Write out the listing below exactly, and omit any images you find in it.

--- START OF RECORDS TO PROCESS ---

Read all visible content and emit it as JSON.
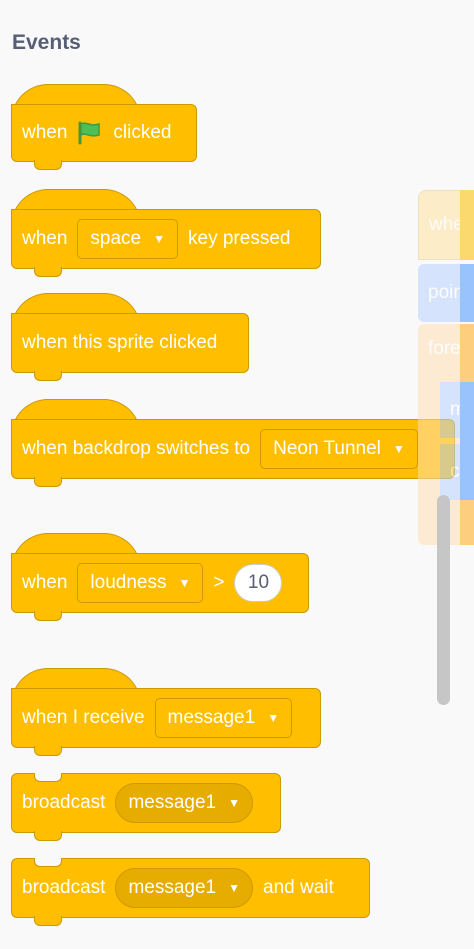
{
  "palette": {
    "title": "Events",
    "blocks": {
      "flag": {
        "when": "when",
        "clicked": "clicked"
      },
      "key": {
        "when": "when",
        "key": "space",
        "pressed": "key pressed"
      },
      "sprite": {
        "label": "when this sprite clicked"
      },
      "backdrop": {
        "label": "when backdrop switches to",
        "value": "Neon Tunnel"
      },
      "loudness": {
        "when": "when",
        "sensor": "loudness",
        "op": ">",
        "value": "10"
      },
      "receive": {
        "label": "when I receive",
        "value": "message1"
      },
      "broadcast": {
        "label": "broadcast",
        "value": "message1"
      },
      "broadcast_wait": {
        "label": "broadcast",
        "value": "message1",
        "suffix": "and wait"
      }
    }
  },
  "workspace": {
    "peek": [
      "when",
      "point",
      "forev",
      "mo",
      "c"
    ]
  },
  "colors": {
    "events": "#ffbf00",
    "events_border": "#cc9900",
    "motion": "#4c97ff",
    "control": "#ffab19"
  }
}
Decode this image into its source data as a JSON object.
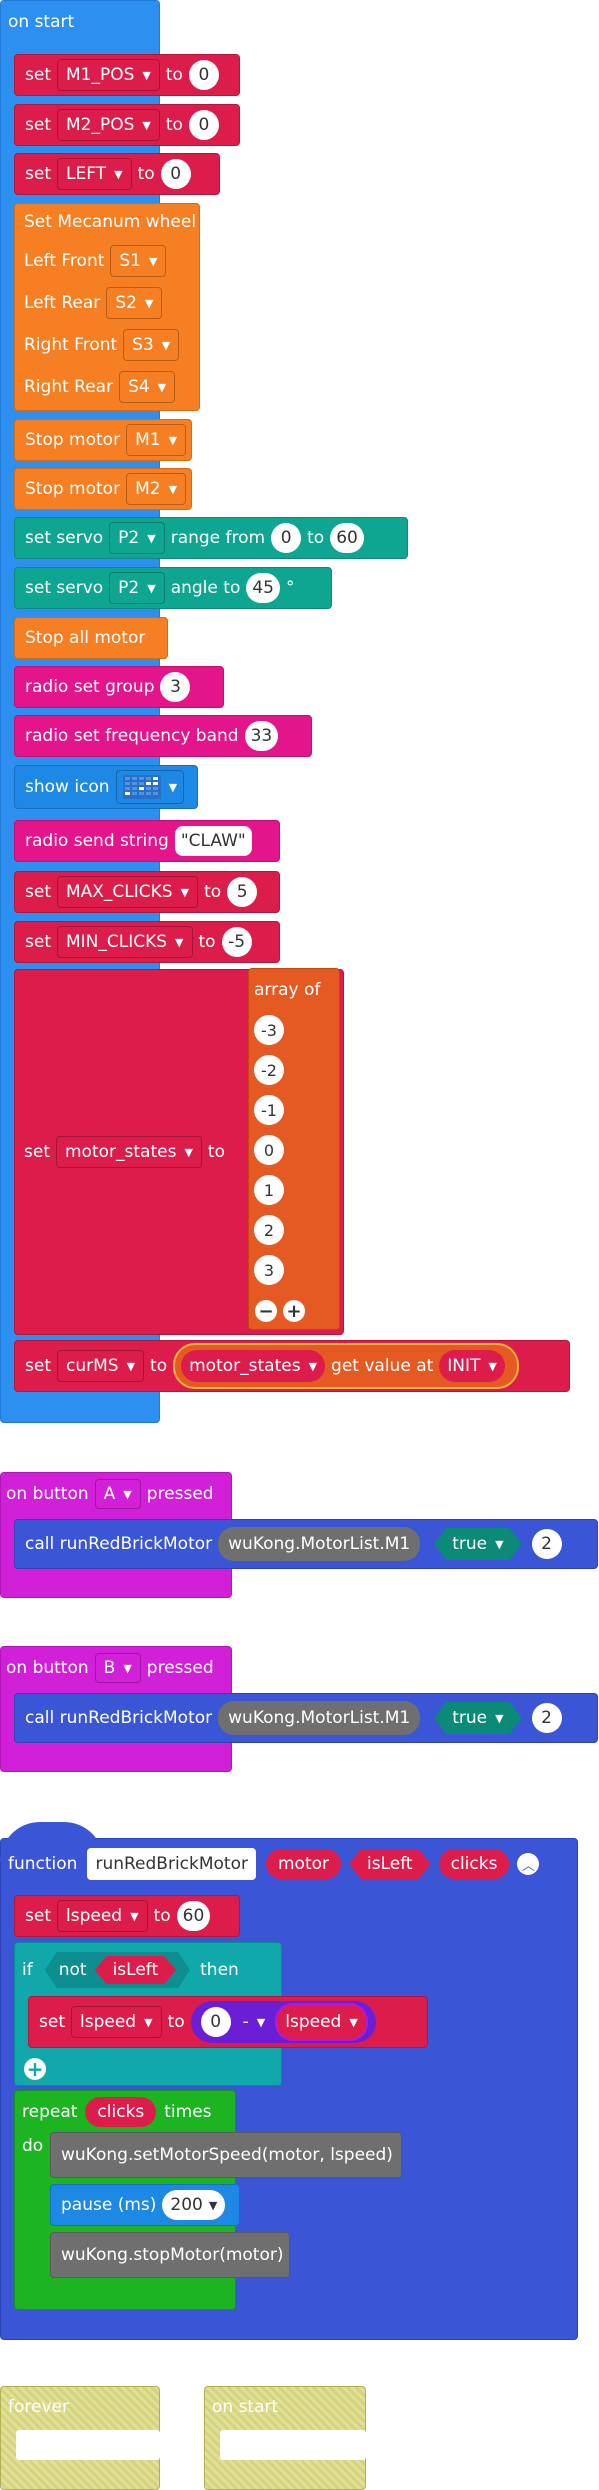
{
  "on_start": {
    "hat": "on start",
    "set": "set",
    "to": "to",
    "m1_var": "M1_POS",
    "m1_val": "0",
    "m2_var": "M2_POS",
    "m2_val": "0",
    "left_var": "LEFT",
    "left_val": "0",
    "mecanum_title": "Set Mecanum wheel",
    "lf_label": "Left Front",
    "lf_val": "S1",
    "lr_label": "Left Rear",
    "lr_val": "S2",
    "rf_label": "Right Front",
    "rf_val": "S3",
    "rr_label": "Right Rear",
    "rr_val": "S4",
    "stop_motor": "Stop motor",
    "stop_m1": "M1",
    "stop_m2": "M2",
    "set_servo": "set servo",
    "servo_p1": "P2",
    "range_from": "range from",
    "range_min": "0",
    "range_max": "60",
    "servo_p2": "P2",
    "angle_to": "angle to",
    "angle_val": "45",
    "degree": "°",
    "stop_all": "Stop all motor",
    "radio_group": "radio set group",
    "radio_group_val": "3",
    "radio_freq": "radio set frequency band",
    "radio_freq_val": "33",
    "show_icon": "show icon",
    "radio_send": "radio send string",
    "radio_send_val": "\"CLAW\"",
    "max_var": "MAX_CLICKS",
    "max_val": "5",
    "min_var": "MIN_CLICKS",
    "min_val": "-5",
    "states_var": "motor_states",
    "array_of": "array of",
    "array_items": [
      "-3",
      "-2",
      "-1",
      "0",
      "1",
      "2",
      "3"
    ],
    "curms_var": "curMS",
    "get_value_at": "get value at",
    "index_var": "INIT"
  },
  "button_a": {
    "hat_pre": "on button",
    "button": "A",
    "hat_post": "pressed",
    "call": "call runRedBrickMotor",
    "motor": "wuKong.MotorList.M1",
    "bool": "true",
    "clicks": "2"
  },
  "button_b": {
    "hat_pre": "on button",
    "button": "B",
    "hat_post": "pressed",
    "call": "call runRedBrickMotor",
    "motor": "wuKong.MotorList.M1",
    "bool": "true",
    "clicks": "2"
  },
  "function": {
    "keyword": "function",
    "name": "runRedBrickMotor",
    "param1": "motor",
    "param2": "isLeft",
    "param3": "clicks",
    "set": "set",
    "lspeed_var": "lspeed",
    "to": "to",
    "lspeed_val": "60",
    "if": "if",
    "not": "not",
    "is_left": "isLeft",
    "then": "then",
    "zero": "0",
    "minus": "-",
    "lspeed_ref": "lspeed",
    "repeat": "repeat",
    "clicks_ref": "clicks",
    "times": "times",
    "do": "do",
    "set_speed": "wuKong.setMotorSpeed(motor, lspeed)",
    "pause": "pause (ms)",
    "pause_val": "200",
    "stop_motor": "wuKong.stopMotor(motor)"
  },
  "forever": {
    "label": "forever"
  },
  "on_start_empty": {
    "label": "on start"
  },
  "colors": {
    "variables": "#dc1d4b",
    "wukong": "#f57f22",
    "servo": "#0fa691",
    "radio": "#e4148b",
    "basic": "#2d8ff0",
    "arrays": "#e55a22",
    "input": "#d21fd8",
    "functions": "#3a55d6",
    "loops": "#1cb521",
    "logic": "#11a8ab",
    "code": "#6f6f6f"
  }
}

--- END OF RECORDS TO PROCESS ---

→ WRITTEN SOLUTION:
Read all visible content and emit it as JSON.
{
  "palette": {
    "title": "Events",
    "blocks": {
      "flag": {
        "when": "when",
        "clicked": "clicked"
      },
      "key": {
        "when": "when",
        "key": "space",
        "pressed": "key pressed"
      },
      "sprite": {
        "label": "when this sprite clicked"
      },
      "backdrop": {
        "label": "when backdrop switches to",
        "value": "Neon Tunnel"
      },
      "loudness": {
        "when": "when",
        "sensor": "loudness",
        "op": ">",
        "value": "10"
      },
      "receive": {
        "label": "when I receive",
        "value": "message1"
      },
      "broadcast": {
        "label": "broadcast",
        "value": "message1"
      },
      "broadcast_wait": {
        "label": "broadcast",
        "value": "message1",
        "suffix": "and wait"
      }
    }
  },
  "workspace": {
    "peek": [
      "when",
      "point",
      "forev",
      "mo",
      "c"
    ]
  },
  "colors": {
    "events": "#ffbf00",
    "events_border": "#cc9900",
    "motion": "#4c97ff",
    "control": "#ffab19"
  }
}
Decode this image into its source data as a JSON object.
{
  "on_start": {
    "hat": "on start",
    "set": "set",
    "to": "to",
    "m1_var": "M1_POS",
    "m1_val": "0",
    "m2_var": "M2_POS",
    "m2_val": "0",
    "left_var": "LEFT",
    "left_val": "0",
    "mecanum_title": "Set Mecanum wheel",
    "lf_label": "Left Front",
    "lf_val": "S1",
    "lr_label": "Left Rear",
    "lr_val": "S2",
    "rf_label": "Right Front",
    "rf_val": "S3",
    "rr_label": "Right Rear",
    "rr_val": "S4",
    "stop_motor": "Stop motor",
    "stop_m1": "M1",
    "stop_m2": "M2",
    "set_servo": "set servo",
    "servo_p1": "P2",
    "range_from": "range from",
    "range_min": "0",
    "range_max": "60",
    "servo_p2": "P2",
    "angle_to": "angle to",
    "angle_val": "45",
    "degree": "°",
    "stop_all": "Stop all motor",
    "radio_group": "radio set group",
    "radio_group_val": "3",
    "radio_freq": "radio set frequency band",
    "radio_freq_val": "33",
    "show_icon": "show icon",
    "radio_send": "radio send string",
    "radio_send_val": "\"CLAW\"",
    "max_var": "MAX_CLICKS",
    "max_val": "5",
    "min_var": "MIN_CLICKS",
    "min_val": "-5",
    "states_var": "motor_states",
    "array_of": "array of",
    "array_items": [
      "-3",
      "-2",
      "-1",
      "0",
      "1",
      "2",
      "3"
    ],
    "curms_var": "curMS",
    "get_value_at": "get value at",
    "index_var": "INIT"
  },
  "button_a": {
    "hat_pre": "on button",
    "button": "A",
    "hat_post": "pressed",
    "call": "call runRedBrickMotor",
    "motor": "wuKong.MotorList.M1",
    "bool": "true",
    "clicks": "2"
  },
  "button_b": {
    "hat_pre": "on button",
    "button": "B",
    "hat_post": "pressed",
    "call": "call runRedBrickMotor",
    "motor": "wuKong.MotorList.M1",
    "bool": "true",
    "clicks": "2"
  },
  "function": {
    "keyword": "function",
    "name": "runRedBrickMotor",
    "param1": "motor",
    "param2": "isLeft",
    "param3": "clicks",
    "set": "set",
    "lspeed_var": "lspeed",
    "to": "to",
    "lspeed_val": "60",
    "if": "if",
    "not": "not",
    "is_left": "isLeft",
    "then": "then",
    "zero": "0",
    "minus": "-",
    "lspeed_ref": "lspeed",
    "repeat": "repeat",
    "clicks_ref": "clicks",
    "times": "times",
    "do": "do",
    "set_speed": "wuKong.setMotorSpeed(motor, lspeed)",
    "pause": "pause (ms)",
    "pause_val": "200",
    "stop_motor": "wuKong.stopMotor(motor)"
  },
  "forever": {
    "label": "forever"
  },
  "on_start_empty": {
    "label": "on start"
  },
  "colors": {
    "variables": "#dc1d4b",
    "wukong": "#f57f22",
    "servo": "#0fa691",
    "radio": "#e4148b",
    "basic": "#2d8ff0",
    "arrays": "#e55a22",
    "input": "#d21fd8",
    "functions": "#3a55d6",
    "loops": "#1cb521",
    "logic": "#11a8ab",
    "code": "#6f6f6f"
  }
}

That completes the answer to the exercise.